**DO THIS:** Can you reproduce the listing word for word, from its first line through the line containing "verb-examples-button[interactable]: Verb Examples", with both of those lines included?

## BEGIN

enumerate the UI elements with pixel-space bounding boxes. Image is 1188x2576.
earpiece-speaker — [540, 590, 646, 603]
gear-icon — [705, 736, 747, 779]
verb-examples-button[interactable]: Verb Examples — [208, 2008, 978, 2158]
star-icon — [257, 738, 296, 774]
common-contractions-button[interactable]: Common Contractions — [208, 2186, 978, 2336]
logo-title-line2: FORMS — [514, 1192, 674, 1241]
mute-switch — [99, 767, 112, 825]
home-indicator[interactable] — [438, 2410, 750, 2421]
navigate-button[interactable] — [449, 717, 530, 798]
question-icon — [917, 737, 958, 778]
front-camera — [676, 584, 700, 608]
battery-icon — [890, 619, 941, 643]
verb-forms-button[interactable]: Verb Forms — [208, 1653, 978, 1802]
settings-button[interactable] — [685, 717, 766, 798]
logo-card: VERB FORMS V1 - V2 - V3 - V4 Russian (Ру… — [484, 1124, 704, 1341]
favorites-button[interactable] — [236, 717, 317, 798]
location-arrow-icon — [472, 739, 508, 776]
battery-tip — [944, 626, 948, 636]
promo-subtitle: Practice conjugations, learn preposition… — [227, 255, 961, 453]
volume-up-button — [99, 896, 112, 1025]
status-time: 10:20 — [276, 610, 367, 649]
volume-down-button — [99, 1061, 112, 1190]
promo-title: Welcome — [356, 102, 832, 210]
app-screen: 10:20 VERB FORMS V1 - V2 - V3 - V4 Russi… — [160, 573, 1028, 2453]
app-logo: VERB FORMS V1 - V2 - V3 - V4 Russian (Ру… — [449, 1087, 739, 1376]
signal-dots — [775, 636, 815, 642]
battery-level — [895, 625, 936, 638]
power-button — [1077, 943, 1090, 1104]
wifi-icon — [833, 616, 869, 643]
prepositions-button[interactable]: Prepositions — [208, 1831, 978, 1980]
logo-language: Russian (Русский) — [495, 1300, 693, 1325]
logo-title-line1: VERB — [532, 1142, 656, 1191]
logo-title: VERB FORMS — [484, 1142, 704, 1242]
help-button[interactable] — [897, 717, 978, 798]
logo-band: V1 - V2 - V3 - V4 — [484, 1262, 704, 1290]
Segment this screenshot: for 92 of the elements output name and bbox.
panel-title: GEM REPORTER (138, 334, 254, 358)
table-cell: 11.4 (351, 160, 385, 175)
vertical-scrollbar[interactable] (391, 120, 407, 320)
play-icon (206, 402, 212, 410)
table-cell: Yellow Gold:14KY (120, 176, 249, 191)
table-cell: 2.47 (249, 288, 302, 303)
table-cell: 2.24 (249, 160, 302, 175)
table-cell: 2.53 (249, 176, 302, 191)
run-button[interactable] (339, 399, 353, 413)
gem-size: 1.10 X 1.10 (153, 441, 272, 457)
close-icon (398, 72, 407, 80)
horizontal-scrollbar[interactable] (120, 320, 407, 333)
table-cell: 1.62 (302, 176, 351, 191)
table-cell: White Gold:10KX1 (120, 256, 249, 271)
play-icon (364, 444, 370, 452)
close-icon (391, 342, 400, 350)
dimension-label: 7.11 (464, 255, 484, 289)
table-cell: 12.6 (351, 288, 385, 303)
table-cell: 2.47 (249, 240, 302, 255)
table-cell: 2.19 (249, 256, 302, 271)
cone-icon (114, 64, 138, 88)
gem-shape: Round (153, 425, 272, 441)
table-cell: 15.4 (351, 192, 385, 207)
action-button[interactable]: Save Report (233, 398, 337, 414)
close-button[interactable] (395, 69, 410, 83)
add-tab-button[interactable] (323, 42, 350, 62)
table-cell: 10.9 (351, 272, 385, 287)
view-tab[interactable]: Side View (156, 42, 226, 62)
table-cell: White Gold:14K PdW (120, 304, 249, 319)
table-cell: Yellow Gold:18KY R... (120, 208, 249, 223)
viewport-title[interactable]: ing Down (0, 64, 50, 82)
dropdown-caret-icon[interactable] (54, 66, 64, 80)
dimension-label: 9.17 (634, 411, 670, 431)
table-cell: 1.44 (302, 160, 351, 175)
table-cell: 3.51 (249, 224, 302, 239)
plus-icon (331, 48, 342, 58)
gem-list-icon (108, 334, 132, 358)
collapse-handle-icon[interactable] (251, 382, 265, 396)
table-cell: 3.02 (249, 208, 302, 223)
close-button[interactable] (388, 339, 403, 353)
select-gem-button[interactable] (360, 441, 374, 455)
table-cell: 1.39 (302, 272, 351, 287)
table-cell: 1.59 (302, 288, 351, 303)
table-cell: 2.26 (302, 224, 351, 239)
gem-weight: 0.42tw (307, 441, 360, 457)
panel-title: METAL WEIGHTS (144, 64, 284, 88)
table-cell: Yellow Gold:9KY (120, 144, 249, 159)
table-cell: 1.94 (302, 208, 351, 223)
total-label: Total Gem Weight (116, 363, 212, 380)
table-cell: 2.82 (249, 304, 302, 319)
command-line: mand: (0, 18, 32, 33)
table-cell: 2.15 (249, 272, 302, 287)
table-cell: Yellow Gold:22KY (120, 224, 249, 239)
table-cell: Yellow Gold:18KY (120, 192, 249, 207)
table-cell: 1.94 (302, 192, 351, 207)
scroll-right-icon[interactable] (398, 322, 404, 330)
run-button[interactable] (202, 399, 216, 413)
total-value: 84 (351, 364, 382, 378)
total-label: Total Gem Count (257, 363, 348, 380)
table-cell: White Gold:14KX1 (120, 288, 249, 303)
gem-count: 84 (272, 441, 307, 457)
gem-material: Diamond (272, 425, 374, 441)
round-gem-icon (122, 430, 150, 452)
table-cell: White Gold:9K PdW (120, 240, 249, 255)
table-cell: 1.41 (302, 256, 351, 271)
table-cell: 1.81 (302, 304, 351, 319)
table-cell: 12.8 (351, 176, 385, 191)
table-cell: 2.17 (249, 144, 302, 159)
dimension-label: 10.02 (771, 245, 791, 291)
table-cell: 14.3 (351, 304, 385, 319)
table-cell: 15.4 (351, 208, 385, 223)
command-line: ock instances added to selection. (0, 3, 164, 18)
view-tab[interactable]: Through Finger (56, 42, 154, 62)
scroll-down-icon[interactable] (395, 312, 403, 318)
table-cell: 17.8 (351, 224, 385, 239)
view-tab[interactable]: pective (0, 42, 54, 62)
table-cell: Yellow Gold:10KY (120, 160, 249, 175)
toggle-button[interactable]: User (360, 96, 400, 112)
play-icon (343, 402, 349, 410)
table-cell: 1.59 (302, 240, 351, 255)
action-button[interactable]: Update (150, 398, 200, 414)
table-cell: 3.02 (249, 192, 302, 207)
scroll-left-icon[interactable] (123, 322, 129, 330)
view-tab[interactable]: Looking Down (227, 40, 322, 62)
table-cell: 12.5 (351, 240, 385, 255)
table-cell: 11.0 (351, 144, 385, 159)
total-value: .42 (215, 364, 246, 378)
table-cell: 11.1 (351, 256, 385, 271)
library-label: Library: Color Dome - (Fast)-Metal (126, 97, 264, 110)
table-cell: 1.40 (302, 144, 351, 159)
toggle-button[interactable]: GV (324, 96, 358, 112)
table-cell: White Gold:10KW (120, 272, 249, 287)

## END

**TASK OUTPUT:**
enumerate the UI elements with pixel-space bounding boxes. Image is 1188x2576.
earpiece-speaker — [540, 590, 646, 603]
gear-icon — [705, 736, 747, 779]
verb-examples-button[interactable]: Verb Examples — [208, 2008, 978, 2158]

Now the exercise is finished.